---------- DATA FOR THIS TASK ----------

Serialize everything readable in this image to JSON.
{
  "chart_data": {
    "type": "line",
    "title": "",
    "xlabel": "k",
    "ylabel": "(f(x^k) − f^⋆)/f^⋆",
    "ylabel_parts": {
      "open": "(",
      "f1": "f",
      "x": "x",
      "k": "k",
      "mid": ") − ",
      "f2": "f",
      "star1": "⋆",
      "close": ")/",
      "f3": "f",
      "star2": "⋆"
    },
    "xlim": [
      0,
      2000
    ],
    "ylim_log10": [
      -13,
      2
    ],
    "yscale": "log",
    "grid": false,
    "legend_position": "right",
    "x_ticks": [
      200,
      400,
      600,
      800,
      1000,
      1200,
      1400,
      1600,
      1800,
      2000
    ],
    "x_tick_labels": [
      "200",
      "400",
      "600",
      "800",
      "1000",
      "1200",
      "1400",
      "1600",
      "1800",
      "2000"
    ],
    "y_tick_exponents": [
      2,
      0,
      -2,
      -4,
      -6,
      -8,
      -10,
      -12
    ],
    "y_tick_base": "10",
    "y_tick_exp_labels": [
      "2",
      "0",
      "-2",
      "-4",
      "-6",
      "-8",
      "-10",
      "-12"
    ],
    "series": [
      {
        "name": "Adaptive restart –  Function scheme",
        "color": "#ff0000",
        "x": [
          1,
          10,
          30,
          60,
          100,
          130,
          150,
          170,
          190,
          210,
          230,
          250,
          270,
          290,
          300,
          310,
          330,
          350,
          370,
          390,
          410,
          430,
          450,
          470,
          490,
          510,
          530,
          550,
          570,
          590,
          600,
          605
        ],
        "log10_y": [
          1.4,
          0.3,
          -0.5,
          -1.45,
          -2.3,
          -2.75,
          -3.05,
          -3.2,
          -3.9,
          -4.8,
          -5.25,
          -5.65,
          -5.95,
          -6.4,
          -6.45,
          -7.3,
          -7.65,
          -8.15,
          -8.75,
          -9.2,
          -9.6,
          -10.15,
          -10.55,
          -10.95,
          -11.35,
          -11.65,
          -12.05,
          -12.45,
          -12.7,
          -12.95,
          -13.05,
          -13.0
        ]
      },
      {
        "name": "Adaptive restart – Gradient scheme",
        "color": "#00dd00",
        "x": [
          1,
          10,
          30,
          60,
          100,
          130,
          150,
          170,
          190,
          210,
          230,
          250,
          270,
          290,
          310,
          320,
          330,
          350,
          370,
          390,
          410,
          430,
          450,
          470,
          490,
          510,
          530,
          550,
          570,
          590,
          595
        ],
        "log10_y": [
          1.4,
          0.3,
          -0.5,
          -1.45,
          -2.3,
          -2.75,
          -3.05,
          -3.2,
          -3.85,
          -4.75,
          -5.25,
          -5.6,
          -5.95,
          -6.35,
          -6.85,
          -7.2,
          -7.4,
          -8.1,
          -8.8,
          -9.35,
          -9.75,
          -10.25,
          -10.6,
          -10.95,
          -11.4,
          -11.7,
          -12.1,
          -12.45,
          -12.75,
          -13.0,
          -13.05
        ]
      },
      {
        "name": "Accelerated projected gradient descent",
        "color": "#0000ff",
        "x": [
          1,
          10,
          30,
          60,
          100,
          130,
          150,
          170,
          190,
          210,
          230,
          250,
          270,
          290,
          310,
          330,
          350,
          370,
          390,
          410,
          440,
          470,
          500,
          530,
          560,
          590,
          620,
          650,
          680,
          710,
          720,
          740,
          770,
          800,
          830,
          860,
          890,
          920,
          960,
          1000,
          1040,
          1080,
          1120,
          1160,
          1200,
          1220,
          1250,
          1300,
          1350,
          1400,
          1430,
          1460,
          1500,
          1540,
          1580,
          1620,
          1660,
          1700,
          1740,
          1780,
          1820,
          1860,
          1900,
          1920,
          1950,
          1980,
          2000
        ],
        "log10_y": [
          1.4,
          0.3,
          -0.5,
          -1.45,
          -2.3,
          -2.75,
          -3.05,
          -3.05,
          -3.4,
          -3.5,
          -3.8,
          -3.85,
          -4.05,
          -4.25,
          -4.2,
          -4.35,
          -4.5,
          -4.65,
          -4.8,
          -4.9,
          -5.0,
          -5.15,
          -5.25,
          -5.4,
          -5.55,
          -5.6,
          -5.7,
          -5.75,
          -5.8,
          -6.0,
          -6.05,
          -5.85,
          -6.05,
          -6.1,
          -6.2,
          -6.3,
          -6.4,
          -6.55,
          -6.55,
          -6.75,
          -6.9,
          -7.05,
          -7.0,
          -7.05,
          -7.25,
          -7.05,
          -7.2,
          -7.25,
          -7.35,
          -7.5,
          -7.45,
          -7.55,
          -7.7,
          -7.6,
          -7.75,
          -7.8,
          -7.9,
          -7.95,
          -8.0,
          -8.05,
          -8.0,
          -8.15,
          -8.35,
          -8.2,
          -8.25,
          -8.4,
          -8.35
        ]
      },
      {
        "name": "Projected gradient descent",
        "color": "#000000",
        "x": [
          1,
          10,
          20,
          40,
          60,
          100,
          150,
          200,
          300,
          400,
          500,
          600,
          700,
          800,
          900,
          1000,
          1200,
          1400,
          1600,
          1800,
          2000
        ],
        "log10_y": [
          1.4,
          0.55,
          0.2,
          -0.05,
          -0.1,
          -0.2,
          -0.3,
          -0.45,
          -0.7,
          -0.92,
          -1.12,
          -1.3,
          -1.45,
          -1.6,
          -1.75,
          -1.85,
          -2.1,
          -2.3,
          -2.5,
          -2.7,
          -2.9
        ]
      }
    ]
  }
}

----------

EXERCISE OBJECTIVE —
Every line above should be retyped exactly as given.

OUTPUT FOR THIS TASK —
Serialize everything readable in this image to JSON.
{
  "chart_data": {
    "type": "line",
    "title": "",
    "xlabel": "k",
    "ylabel": "(f(x^k) − f^⋆)/f^⋆",
    "ylabel_parts": {
      "open": "(",
      "f1": "f",
      "x": "x",
      "k": "k",
      "mid": ") − ",
      "f2": "f",
      "star1": "⋆",
      "close": ")/",
      "f3": "f",
      "star2": "⋆"
    },
    "xlim": [
      0,
      2000
    ],
    "ylim_log10": [
      -13,
      2
    ],
    "yscale": "log",
    "grid": false,
    "legend_position": "right",
    "x_ticks": [
      200,
      400,
      600,
      800,
      1000,
      1200,
      1400,
      1600,
      1800,
      2000
    ],
    "x_tick_labels": [
      "200",
      "400",
      "600",
      "800",
      "1000",
      "1200",
      "1400",
      "1600",
      "1800",
      "2000"
    ],
    "y_tick_exponents": [
      2,
      0,
      -2,
      -4,
      -6,
      -8,
      -10,
      -12
    ],
    "y_tick_base": "10",
    "y_tick_exp_labels": [
      "2",
      "0",
      "-2",
      "-4",
      "-6",
      "-8",
      "-10",
      "-12"
    ],
    "series": [
      {
        "name": "Adaptive restart –  Function scheme",
        "color": "#ff0000",
        "x": [
          1,
          10,
          30,
          60,
          100,
          130,
          150,
          170,
          190,
          210,
          230,
          250,
          270,
          290,
          300,
          310,
          330,
          350,
          370,
          390,
          410,
          430,
          450,
          470,
          490,
          510,
          530,
          550,
          570,
          590,
          600,
          605
        ],
        "log10_y": [
          1.4,
          0.3,
          -0.5,
          -1.45,
          -2.3,
          -2.75,
          -3.05,
          -3.2,
          -3.9,
          -4.8,
          -5.25,
          -5.65,
          -5.95,
          -6.4,
          -6.45,
          -7.3,
          -7.65,
          -8.15,
          -8.75,
          -9.2,
          -9.6,
          -10.15,
          -10.55,
          -10.95,
          -11.35,
          -11.65,
          -12.05,
          -12.45,
          -12.7,
          -12.95,
          -13.05,
          -13.0
        ]
      },
      {
        "name": "Adaptive restart – Gradient scheme",
        "color": "#00dd00",
        "x": [
          1,
          10,
          30,
          60,
          100,
          130,
          150,
          170,
          190,
          210,
          230,
          250,
          270,
          290,
          310,
          320,
          330,
          350,
          370,
          390,
          410,
          430,
          450,
          470,
          490,
          510,
          530,
          550,
          570,
          590,
          595
        ],
        "log10_y": [
          1.4,
          0.3,
          -0.5,
          -1.45,
          -2.3,
          -2.75,
          -3.05,
          -3.2,
          -3.85,
          -4.75,
          -5.25,
          -5.6,
          -5.95,
          -6.35,
          -6.85,
          -7.2,
          -7.4,
          -8.1,
          -8.8,
          -9.35,
          -9.75,
          -10.25,
          -10.6,
          -10.95,
          -11.4,
          -11.7,
          -12.1,
          -12.45,
          -12.75,
          -13.0,
          -13.05
        ]
      },
      {
        "name": "Accelerated projected gradient descent",
        "color": "#0000ff",
        "x": [
          1,
          10,
          30,
          60,
          100,
          130,
          150,
          170,
          190,
          210,
          230,
          250,
          270,
          290,
          310,
          330,
          350,
          370,
          390,
          410,
          440,
          470,
          500,
          530,
          560,
          590,
          620,
          650,
          680,
          710,
          720,
          740,
          770,
          800,
          830,
          860,
          890,
          920,
          960,
          1000,
          1040,
          1080,
          1120,
          1160,
          1200,
          1220,
          1250,
          1300,
          1350,
          1400,
          1430,
          1460,
          1500,
          1540,
          1580,
          1620,
          1660,
          1700,
          1740,
          1780,
          1820,
          1860,
          1900,
          1920,
          1950,
          1980,
          2000
        ],
        "log10_y": [
          1.4,
          0.3,
          -0.5,
          -1.45,
          -2.3,
          -2.75,
          -3.05,
          -3.05,
          -3.4,
          -3.5,
          -3.8,
          -3.85,
          -4.05,
          -4.25,
          -4.2,
          -4.35,
          -4.5,
          -4.65,
          -4.8,
          -4.9,
          -5.0,
          -5.15,
          -5.25,
          -5.4,
          -5.55,
          -5.6,
          -5.7,
          -5.75,
          -5.8,
          -6.0,
          -6.05,
          -5.85,
          -6.05,
          -6.1,
          -6.2,
          -6.3,
          -6.4,
          -6.55,
          -6.55,
          -6.75,
          -6.9,
          -7.05,
          -7.0,
          -7.05,
          -7.25,
          -7.05,
          -7.2,
          -7.25,
          -7.35,
          -7.5,
          -7.45,
          -7.55,
          -7.7,
          -7.6,
          -7.75,
          -7.8,
          -7.9,
          -7.95,
          -8.0,
          -8.05,
          -8.0,
          -8.15,
          -8.35,
          -8.2,
          -8.25,
          -8.4,
          -8.35
        ]
      },
      {
        "name": "Projected gradient descent",
        "color": "#000000",
        "x": [
          1,
          10,
          20,
          40,
          60,
          100,
          150,
          200,
          300,
          400,
          500,
          600,
          700,
          800,
          900,
          1000,
          1200,
          1400,
          1600,
          1800,
          2000
        ],
        "log10_y": [
          1.4,
          0.55,
          0.2,
          -0.05,
          -0.1,
          -0.2,
          -0.3,
          -0.45,
          -0.7,
          -0.92,
          -1.12,
          -1.3,
          -1.45,
          -1.6,
          -1.75,
          -1.85,
          -2.1,
          -2.3,
          -2.5,
          -2.7,
          -2.9
        ]
      }
    ]
  }
}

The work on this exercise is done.